Dataset items
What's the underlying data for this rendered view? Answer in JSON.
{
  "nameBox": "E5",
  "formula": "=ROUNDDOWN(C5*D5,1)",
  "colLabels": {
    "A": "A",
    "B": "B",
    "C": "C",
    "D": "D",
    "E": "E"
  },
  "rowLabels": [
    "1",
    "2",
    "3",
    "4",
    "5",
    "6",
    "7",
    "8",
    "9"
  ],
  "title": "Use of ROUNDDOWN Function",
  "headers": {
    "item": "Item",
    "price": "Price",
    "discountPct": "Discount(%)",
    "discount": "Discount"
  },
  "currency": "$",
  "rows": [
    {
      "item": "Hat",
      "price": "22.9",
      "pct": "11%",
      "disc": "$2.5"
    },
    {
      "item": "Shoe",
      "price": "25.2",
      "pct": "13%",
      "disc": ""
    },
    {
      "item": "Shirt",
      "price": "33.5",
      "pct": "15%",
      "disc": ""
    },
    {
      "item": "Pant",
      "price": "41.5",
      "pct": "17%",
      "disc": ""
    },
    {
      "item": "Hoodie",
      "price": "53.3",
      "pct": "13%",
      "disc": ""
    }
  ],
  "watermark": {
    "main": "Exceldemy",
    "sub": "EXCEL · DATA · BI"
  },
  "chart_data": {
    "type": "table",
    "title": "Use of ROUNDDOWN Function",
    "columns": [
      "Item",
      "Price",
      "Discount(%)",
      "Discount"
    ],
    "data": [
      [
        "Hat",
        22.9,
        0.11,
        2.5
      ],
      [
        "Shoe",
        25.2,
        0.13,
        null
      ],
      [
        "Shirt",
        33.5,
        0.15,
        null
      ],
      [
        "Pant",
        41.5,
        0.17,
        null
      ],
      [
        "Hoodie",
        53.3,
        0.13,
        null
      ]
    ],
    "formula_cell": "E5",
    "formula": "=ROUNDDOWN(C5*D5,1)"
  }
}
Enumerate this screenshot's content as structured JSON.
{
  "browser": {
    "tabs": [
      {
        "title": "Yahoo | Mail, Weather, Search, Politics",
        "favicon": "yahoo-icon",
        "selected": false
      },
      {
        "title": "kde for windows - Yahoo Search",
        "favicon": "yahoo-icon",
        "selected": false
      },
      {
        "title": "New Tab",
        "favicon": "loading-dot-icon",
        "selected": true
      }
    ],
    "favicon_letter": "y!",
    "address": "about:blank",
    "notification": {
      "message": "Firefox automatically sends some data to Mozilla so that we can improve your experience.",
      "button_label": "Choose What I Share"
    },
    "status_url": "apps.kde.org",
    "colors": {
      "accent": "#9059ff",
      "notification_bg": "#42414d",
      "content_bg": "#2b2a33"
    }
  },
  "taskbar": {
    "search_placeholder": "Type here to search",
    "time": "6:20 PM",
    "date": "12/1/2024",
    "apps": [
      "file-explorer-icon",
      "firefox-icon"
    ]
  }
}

- **TASK OBJECTIVE**
Quote the listing in full, please, keeping every line exact.

- **RESULT OF THE TASK**
What's the underlying data for this rendered view? Answer in JSON.
{
  "nameBox": "E5",
  "formula": "=ROUNDDOWN(C5*D5,1)",
  "colLabels": {
    "A": "A",
    "B": "B",
    "C": "C",
    "D": "D",
    "E": "E"
  },
  "rowLabels": [
    "1",
    "2",
    "3",
    "4",
    "5",
    "6",
    "7",
    "8",
    "9"
  ],
  "title": "Use of ROUNDDOWN Function",
  "headers": {
    "item": "Item",
    "price": "Price",
    "discountPct": "Discount(%)",
    "discount": "Discount"
  },
  "currency": "$",
  "rows": [
    {
      "item": "Hat",
      "price": "22.9",
      "pct": "11%",
      "disc": "$2.5"
    },
    {
      "item": "Shoe",
      "price": "25.2",
      "pct": "13%",
      "disc": ""
    },
    {
      "item": "Shirt",
      "price": "33.5",
      "pct": "15%",
      "disc": ""
    },
    {
      "item": "Pant",
      "price": "41.5",
      "pct": "17%",
      "disc": ""
    },
    {
      "item": "Hoodie",
      "price": "53.3",
      "pct": "13%",
      "disc": ""
    }
  ],
  "watermark": {
    "main": "Exceldemy",
    "sub": "EXCEL · DATA · BI"
  },
  "chart_data": {
    "type": "table",
    "title": "Use of ROUNDDOWN Function",
    "columns": [
      "Item",
      "Price",
      "Discount(%)",
      "Discount"
    ],
    "data": [
      [
        "Hat",
        22.9,
        0.11,
        2.5
      ],
      [
        "Shoe",
        25.2,
        0.13,
        null
      ],
      [
        "Shirt",
        33.5,
        0.15,
        null
      ],
      [
        "Pant",
        41.5,
        0.17,
        null
      ],
      [
        "Hoodie",
        53.3,
        0.13,
        null
      ]
    ],
    "formula_cell": "E5",
    "formula": "=ROUNDDOWN(C5*D5,1)"
  }
}
Enumerate this screenshot's content as structured JSON.
{
  "browser": {
    "tabs": [
      {
        "title": "Yahoo | Mail, Weather, Search, Politics",
        "favicon": "yahoo-icon",
        "selected": false
      },
      {
        "title": "kde for windows - Yahoo Search",
        "favicon": "yahoo-icon",
        "selected": false
      },
      {
        "title": "New Tab",
        "favicon": "loading-dot-icon",
        "selected": true
      }
    ],
    "favicon_letter": "y!",
    "address": "about:blank",
    "notification": {
      "message": "Firefox automatically sends some data to Mozilla so that we can improve your experience.",
      "button_label": "Choose What I Share"
    },
    "status_url": "apps.kde.org",
    "colors": {
      "accent": "#9059ff",
      "notification_bg": "#42414d",
      "content_bg": "#2b2a33"
    }
  },
  "taskbar": {
    "search_placeholder": "Type here to search",
    "time": "6:20 PM",
    "date": "12/1/2024",
    "apps": [
      "file-explorer-icon",
      "firefox-icon"
    ]
  }
}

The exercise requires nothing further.